EXERCISE AIM |
Your answer should be a single number: the count of lines holding the word "name".

SOURCE RECORDS |
»»

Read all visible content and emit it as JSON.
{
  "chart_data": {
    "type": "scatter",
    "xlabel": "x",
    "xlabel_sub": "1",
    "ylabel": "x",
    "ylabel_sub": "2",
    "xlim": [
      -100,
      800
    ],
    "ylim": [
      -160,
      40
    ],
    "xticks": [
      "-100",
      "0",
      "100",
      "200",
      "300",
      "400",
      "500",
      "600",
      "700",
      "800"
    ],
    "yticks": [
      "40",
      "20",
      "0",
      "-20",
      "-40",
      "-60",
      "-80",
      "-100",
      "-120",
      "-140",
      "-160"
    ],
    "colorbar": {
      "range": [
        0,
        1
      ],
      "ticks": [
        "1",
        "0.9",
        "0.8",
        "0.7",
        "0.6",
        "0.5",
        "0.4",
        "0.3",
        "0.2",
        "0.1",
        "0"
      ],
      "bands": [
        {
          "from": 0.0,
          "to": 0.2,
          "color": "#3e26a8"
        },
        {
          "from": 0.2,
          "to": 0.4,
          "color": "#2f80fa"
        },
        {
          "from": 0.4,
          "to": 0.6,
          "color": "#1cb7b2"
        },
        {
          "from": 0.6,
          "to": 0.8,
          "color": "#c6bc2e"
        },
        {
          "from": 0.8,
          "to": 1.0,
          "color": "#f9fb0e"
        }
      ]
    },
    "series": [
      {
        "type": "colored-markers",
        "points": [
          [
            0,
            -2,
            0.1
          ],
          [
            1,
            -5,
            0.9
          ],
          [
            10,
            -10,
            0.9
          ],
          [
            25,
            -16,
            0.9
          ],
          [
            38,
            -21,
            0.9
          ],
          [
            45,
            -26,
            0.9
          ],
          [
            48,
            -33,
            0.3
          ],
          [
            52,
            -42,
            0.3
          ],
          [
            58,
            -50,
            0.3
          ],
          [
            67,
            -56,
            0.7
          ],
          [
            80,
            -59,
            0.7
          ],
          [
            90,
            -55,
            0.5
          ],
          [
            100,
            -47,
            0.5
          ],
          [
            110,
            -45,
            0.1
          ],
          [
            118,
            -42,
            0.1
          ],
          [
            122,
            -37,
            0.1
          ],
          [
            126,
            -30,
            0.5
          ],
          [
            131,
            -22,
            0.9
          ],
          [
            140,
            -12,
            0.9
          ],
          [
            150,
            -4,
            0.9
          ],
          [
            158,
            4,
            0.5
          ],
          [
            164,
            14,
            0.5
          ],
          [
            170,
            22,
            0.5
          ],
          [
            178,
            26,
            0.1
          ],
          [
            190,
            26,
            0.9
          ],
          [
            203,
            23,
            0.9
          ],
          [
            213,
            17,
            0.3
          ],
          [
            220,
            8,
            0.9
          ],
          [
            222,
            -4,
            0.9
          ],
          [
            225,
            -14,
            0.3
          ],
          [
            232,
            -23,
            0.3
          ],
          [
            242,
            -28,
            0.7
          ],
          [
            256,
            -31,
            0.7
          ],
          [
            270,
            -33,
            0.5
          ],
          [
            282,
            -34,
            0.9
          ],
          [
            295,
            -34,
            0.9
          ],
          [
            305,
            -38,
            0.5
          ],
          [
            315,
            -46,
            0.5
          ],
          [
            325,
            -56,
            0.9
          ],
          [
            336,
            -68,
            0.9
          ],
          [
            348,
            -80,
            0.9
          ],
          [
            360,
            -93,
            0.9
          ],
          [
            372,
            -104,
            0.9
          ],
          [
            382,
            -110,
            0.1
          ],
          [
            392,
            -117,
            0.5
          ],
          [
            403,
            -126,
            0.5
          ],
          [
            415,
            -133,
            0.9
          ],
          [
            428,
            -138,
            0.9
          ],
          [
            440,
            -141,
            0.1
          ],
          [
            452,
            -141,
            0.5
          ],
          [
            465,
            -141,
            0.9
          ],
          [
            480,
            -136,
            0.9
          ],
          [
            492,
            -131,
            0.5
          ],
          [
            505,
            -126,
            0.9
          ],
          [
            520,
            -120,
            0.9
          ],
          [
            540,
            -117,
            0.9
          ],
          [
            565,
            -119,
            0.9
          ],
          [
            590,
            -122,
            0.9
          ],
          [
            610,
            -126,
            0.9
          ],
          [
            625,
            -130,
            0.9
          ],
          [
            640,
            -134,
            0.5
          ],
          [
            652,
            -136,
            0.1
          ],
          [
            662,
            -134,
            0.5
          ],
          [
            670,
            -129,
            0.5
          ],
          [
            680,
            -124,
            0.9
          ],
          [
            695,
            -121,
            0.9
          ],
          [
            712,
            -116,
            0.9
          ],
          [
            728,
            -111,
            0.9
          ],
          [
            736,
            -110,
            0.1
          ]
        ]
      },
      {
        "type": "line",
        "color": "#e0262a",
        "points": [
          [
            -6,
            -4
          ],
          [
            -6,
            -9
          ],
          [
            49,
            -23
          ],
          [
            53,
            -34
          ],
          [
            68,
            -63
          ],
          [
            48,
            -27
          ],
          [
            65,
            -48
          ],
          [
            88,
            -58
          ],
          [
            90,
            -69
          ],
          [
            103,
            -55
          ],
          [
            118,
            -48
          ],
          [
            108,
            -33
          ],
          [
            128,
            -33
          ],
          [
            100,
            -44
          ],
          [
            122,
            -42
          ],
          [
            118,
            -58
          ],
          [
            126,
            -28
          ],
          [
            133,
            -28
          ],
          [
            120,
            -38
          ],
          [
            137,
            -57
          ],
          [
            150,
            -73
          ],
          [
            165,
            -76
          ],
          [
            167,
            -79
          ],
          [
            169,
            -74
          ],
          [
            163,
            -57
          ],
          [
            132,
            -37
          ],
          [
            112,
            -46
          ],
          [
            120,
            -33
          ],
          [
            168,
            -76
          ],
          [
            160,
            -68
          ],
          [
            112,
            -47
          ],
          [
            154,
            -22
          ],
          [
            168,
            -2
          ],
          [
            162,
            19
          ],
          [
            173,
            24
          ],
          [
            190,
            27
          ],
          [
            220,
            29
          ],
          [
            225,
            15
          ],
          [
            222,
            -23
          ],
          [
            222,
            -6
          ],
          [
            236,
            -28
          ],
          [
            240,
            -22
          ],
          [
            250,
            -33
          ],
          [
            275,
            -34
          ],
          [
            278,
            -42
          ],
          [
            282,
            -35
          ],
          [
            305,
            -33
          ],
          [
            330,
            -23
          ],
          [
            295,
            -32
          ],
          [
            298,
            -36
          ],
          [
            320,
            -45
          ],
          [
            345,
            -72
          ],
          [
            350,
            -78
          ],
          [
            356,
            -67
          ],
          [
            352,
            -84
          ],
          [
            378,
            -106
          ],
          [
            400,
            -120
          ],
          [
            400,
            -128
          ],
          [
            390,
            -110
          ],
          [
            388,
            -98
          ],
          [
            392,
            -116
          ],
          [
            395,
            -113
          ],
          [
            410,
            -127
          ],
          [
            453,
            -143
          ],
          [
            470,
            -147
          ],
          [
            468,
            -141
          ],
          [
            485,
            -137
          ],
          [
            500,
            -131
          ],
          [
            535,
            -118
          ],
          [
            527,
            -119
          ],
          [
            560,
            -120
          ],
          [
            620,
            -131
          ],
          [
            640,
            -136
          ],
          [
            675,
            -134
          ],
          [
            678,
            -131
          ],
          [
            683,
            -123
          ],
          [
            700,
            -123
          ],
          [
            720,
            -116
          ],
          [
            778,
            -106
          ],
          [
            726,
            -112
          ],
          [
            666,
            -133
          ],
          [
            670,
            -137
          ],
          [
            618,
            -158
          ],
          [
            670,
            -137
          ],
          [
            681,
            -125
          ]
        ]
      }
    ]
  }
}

««
»»

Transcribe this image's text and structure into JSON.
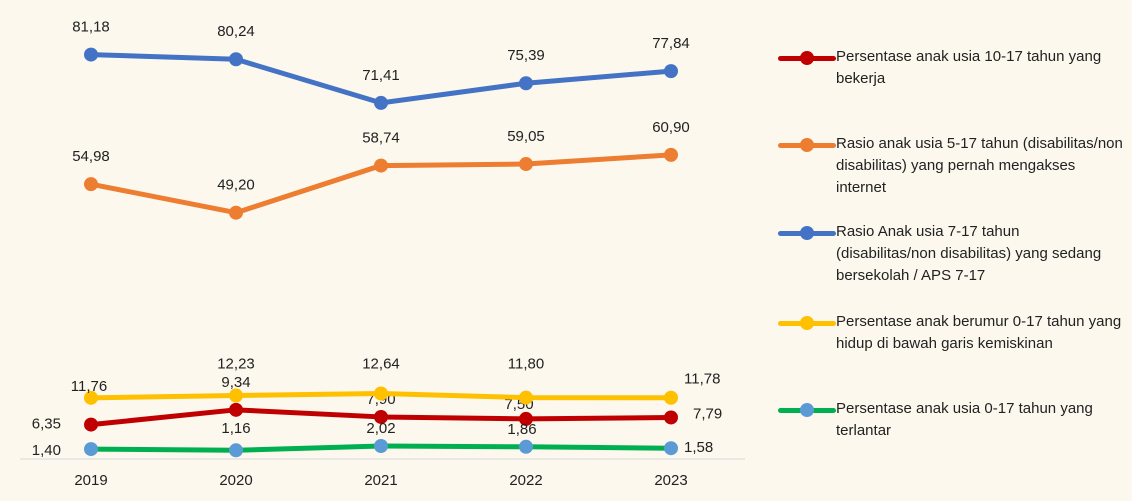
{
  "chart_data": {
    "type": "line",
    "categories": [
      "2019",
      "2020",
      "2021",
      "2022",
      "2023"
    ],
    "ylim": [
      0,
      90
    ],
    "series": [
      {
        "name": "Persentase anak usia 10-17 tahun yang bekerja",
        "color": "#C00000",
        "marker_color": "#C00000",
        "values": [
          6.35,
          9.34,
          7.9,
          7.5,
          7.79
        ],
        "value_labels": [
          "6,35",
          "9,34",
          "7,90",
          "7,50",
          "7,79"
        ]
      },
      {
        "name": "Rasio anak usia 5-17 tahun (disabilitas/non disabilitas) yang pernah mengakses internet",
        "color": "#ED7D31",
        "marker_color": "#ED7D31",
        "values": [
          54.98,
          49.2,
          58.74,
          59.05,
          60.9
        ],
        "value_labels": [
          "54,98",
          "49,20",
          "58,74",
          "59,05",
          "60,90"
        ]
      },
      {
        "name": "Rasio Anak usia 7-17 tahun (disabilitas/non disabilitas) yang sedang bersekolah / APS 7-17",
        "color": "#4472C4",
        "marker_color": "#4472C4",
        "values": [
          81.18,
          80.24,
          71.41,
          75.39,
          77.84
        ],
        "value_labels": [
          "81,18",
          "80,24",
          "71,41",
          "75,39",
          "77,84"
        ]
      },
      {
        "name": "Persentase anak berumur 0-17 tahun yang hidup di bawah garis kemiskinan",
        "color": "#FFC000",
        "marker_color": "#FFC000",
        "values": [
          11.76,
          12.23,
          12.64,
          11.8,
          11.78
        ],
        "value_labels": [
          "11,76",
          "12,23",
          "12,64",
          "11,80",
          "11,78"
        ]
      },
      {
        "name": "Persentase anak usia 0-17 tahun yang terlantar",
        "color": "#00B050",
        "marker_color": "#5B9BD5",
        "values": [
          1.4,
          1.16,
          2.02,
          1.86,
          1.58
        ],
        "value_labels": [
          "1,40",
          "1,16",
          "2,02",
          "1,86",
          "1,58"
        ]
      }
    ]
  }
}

««

SOLUTION TO THE EXERCISE |
5